* WHAT YOU HAVE TO DO
Copy down all of the data underneath, exactly as shown.

***

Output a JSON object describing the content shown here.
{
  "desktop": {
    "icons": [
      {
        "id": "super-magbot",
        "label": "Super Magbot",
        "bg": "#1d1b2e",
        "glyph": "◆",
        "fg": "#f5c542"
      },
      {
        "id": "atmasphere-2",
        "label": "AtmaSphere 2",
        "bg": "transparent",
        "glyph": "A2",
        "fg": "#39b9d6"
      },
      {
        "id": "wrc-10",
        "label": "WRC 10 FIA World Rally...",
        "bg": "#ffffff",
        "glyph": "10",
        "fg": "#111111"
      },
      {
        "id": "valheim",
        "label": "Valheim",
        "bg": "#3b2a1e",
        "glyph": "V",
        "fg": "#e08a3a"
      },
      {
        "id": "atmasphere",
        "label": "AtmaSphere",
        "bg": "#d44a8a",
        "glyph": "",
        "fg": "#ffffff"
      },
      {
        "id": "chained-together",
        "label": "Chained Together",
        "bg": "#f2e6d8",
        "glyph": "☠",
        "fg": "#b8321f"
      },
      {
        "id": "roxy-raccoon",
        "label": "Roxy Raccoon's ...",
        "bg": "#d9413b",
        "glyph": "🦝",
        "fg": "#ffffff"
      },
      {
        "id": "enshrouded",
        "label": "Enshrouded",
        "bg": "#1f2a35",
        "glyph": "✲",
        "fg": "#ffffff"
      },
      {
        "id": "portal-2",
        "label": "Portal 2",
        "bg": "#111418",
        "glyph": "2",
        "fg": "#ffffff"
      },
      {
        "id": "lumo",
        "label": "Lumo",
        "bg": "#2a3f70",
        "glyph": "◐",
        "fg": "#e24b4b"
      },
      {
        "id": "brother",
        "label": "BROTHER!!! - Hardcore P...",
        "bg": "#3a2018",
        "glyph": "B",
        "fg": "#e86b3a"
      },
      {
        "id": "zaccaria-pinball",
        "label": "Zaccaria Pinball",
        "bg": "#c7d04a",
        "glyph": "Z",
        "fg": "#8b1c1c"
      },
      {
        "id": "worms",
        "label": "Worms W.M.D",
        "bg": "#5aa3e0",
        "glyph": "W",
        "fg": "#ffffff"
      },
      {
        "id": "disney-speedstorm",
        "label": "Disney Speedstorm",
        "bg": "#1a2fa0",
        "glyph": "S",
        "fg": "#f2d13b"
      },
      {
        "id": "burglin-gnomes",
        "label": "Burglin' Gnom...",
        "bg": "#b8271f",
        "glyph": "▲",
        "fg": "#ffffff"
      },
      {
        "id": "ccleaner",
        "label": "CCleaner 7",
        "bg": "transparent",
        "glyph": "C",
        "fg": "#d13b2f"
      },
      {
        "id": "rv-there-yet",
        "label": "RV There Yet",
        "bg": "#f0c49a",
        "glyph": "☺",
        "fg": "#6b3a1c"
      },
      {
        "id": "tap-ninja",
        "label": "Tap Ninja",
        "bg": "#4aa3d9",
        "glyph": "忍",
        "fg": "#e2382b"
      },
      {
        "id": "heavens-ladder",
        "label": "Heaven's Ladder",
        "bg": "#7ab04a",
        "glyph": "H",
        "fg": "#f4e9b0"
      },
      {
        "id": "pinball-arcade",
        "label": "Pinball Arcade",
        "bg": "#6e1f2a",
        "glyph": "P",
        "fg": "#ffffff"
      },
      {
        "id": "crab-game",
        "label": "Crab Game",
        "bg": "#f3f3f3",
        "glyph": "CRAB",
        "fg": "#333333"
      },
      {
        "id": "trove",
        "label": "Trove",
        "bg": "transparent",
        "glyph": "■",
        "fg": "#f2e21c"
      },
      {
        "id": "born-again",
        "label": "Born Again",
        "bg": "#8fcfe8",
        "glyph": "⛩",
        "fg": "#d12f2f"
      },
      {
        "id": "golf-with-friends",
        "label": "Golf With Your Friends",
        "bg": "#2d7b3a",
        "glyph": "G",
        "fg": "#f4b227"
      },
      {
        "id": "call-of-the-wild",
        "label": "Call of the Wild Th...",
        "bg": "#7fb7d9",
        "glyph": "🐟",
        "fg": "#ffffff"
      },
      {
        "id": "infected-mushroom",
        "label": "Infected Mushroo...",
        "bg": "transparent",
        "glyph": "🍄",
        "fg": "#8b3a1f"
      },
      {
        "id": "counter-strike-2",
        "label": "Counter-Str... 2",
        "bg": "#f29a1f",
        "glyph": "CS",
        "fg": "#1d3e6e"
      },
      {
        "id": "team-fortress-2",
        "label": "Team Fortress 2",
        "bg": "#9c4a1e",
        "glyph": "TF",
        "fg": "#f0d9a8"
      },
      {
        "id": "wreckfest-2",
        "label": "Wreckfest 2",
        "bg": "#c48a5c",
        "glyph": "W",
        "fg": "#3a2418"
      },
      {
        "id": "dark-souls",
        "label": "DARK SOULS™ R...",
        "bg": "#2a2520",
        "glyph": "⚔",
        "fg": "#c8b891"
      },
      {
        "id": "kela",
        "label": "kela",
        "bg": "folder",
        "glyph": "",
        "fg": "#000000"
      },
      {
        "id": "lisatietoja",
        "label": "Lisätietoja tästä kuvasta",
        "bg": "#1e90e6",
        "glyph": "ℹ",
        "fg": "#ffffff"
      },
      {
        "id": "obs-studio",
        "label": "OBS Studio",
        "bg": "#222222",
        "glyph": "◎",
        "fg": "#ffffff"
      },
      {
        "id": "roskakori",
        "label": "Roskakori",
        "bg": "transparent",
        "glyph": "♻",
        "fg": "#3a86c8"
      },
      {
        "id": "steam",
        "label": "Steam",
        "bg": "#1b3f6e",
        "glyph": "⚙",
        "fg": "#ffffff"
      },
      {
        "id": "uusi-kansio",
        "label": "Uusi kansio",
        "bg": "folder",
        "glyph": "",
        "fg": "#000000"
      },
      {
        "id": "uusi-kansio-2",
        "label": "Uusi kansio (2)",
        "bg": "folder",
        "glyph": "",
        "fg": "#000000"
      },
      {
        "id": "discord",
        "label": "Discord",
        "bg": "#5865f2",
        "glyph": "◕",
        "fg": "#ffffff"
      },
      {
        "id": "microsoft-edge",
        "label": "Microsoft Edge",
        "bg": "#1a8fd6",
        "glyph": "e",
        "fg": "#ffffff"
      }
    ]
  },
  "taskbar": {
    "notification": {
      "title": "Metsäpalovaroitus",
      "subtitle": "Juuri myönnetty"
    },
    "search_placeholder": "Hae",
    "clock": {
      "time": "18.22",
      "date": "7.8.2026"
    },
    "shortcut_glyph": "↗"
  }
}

***

* REPLY TO THE EXERCISE
Output a JSON object describing the content shown here.
{
  "desktop": {
    "icons": [
      {
        "id": "super-magbot",
        "label": "Super Magbot",
        "bg": "#1d1b2e",
        "glyph": "◆",
        "fg": "#f5c542"
      },
      {
        "id": "atmasphere-2",
        "label": "AtmaSphere 2",
        "bg": "transparent",
        "glyph": "A2",
        "fg": "#39b9d6"
      },
      {
        "id": "wrc-10",
        "label": "WRC 10 FIA World Rally...",
        "bg": "#ffffff",
        "glyph": "10",
        "fg": "#111111"
      },
      {
        "id": "valheim",
        "label": "Valheim",
        "bg": "#3b2a1e",
        "glyph": "V",
        "fg": "#e08a3a"
      },
      {
        "id": "atmasphere",
        "label": "AtmaSphere",
        "bg": "#d44a8a",
        "glyph": "",
        "fg": "#ffffff"
      },
      {
        "id": "chained-together",
        "label": "Chained Together",
        "bg": "#f2e6d8",
        "glyph": "☠",
        "fg": "#b8321f"
      },
      {
        "id": "roxy-raccoon",
        "label": "Roxy Raccoon's ...",
        "bg": "#d9413b",
        "glyph": "🦝",
        "fg": "#ffffff"
      },
      {
        "id": "enshrouded",
        "label": "Enshrouded",
        "bg": "#1f2a35",
        "glyph": "✲",
        "fg": "#ffffff"
      },
      {
        "id": "portal-2",
        "label": "Portal 2",
        "bg": "#111418",
        "glyph": "2",
        "fg": "#ffffff"
      },
      {
        "id": "lumo",
        "label": "Lumo",
        "bg": "#2a3f70",
        "glyph": "◐",
        "fg": "#e24b4b"
      },
      {
        "id": "brother",
        "label": "BROTHER!!! - Hardcore P...",
        "bg": "#3a2018",
        "glyph": "B",
        "fg": "#e86b3a"
      },
      {
        "id": "zaccaria-pinball",
        "label": "Zaccaria Pinball",
        "bg": "#c7d04a",
        "glyph": "Z",
        "fg": "#8b1c1c"
      },
      {
        "id": "worms",
        "label": "Worms W.M.D",
        "bg": "#5aa3e0",
        "glyph": "W",
        "fg": "#ffffff"
      },
      {
        "id": "disney-speedstorm",
        "label": "Disney Speedstorm",
        "bg": "#1a2fa0",
        "glyph": "S",
        "fg": "#f2d13b"
      },
      {
        "id": "burglin-gnomes",
        "label": "Burglin' Gnom...",
        "bg": "#b8271f",
        "glyph": "▲",
        "fg": "#ffffff"
      },
      {
        "id": "ccleaner",
        "label": "CCleaner 7",
        "bg": "transparent",
        "glyph": "C",
        "fg": "#d13b2f"
      },
      {
        "id": "rv-there-yet",
        "label": "RV There Yet",
        "bg": "#f0c49a",
        "glyph": "☺",
        "fg": "#6b3a1c"
      },
      {
        "id": "tap-ninja",
        "label": "Tap Ninja",
        "bg": "#4aa3d9",
        "glyph": "忍",
        "fg": "#e2382b"
      },
      {
        "id": "heavens-ladder",
        "label": "Heaven's Ladder",
        "bg": "#7ab04a",
        "glyph": "H",
        "fg": "#f4e9b0"
      },
      {
        "id": "pinball-arcade",
        "label": "Pinball Arcade",
        "bg": "#6e1f2a",
        "glyph": "P",
        "fg": "#ffffff"
      },
      {
        "id": "crab-game",
        "label": "Crab Game",
        "bg": "#f3f3f3",
        "glyph": "CRAB",
        "fg": "#333333"
      },
      {
        "id": "trove",
        "label": "Trove",
        "bg": "transparent",
        "glyph": "■",
        "fg": "#f2e21c"
      },
      {
        "id": "born-again",
        "label": "Born Again",
        "bg": "#8fcfe8",
        "glyph": "⛩",
        "fg": "#d12f2f"
      },
      {
        "id": "golf-with-friends",
        "label": "Golf With Your Friends",
        "bg": "#2d7b3a",
        "glyph": "G",
        "fg": "#f4b227"
      },
      {
        "id": "call-of-the-wild",
        "label": "Call of the Wild Th...",
        "bg": "#7fb7d9",
        "glyph": "🐟",
        "fg": "#ffffff"
      },
      {
        "id": "infected-mushroom",
        "label": "Infected Mushroo...",
        "bg": "transparent",
        "glyph": "🍄",
        "fg": "#8b3a1f"
      },
      {
        "id": "counter-strike-2",
        "label": "Counter-Str... 2",
        "bg": "#f29a1f",
        "glyph": "CS",
        "fg": "#1d3e6e"
      },
      {
        "id": "team-fortress-2",
        "label": "Team Fortress 2",
        "bg": "#9c4a1e",
        "glyph": "TF",
        "fg": "#f0d9a8"
      },
      {
        "id": "wreckfest-2",
        "label": "Wreckfest 2",
        "bg": "#c48a5c",
        "glyph": "W",
        "fg": "#3a2418"
      },
      {
        "id": "dark-souls",
        "label": "DARK SOULS™ R...",
        "bg": "#2a2520",
        "glyph": "⚔",
        "fg": "#c8b891"
      },
      {
        "id": "kela",
        "label": "kela",
        "bg": "folder",
        "glyph": "",
        "fg": "#000000"
      },
      {
        "id": "lisatietoja",
        "label": "Lisätietoja tästä kuvasta",
        "bg": "#1e90e6",
        "glyph": "ℹ",
        "fg": "#ffffff"
      },
      {
        "id": "obs-studio",
        "label": "OBS Studio",
        "bg": "#222222",
        "glyph": "◎",
        "fg": "#ffffff"
      },
      {
        "id": "roskakori",
        "label": "Roskakori",
        "bg": "transparent",
        "glyph": "♻",
        "fg": "#3a86c8"
      },
      {
        "id": "steam",
        "label": "Steam",
        "bg": "#1b3f6e",
        "glyph": "⚙",
        "fg": "#ffffff"
      },
      {
        "id": "uusi-kansio",
        "label": "Uusi kansio",
        "bg": "folder",
        "glyph": "",
        "fg": "#000000"
      },
      {
        "id": "uusi-kansio-2",
        "label": "Uusi kansio (2)",
        "bg": "folder",
        "glyph": "",
        "fg": "#000000"
      },
      {
        "id": "discord",
        "label": "Discord",
        "bg": "#5865f2",
        "glyph": "◕",
        "fg": "#ffffff"
      },
      {
        "id": "microsoft-edge",
        "label": "Microsoft Edge",
        "bg": "#1a8fd6",
        "glyph": "e",
        "fg": "#ffffff"
      }
    ]
  },
  "taskbar": {
    "notification": {
      "title": "Metsäpalovaroitus",
      "subtitle": "Juuri myönnetty"
    },
    "search_placeholder": "Hae",
    "clock": {
      "time": "18.22",
      "date": "7.8.2026"
    },
    "shortcut_glyph": "↗"
  }
}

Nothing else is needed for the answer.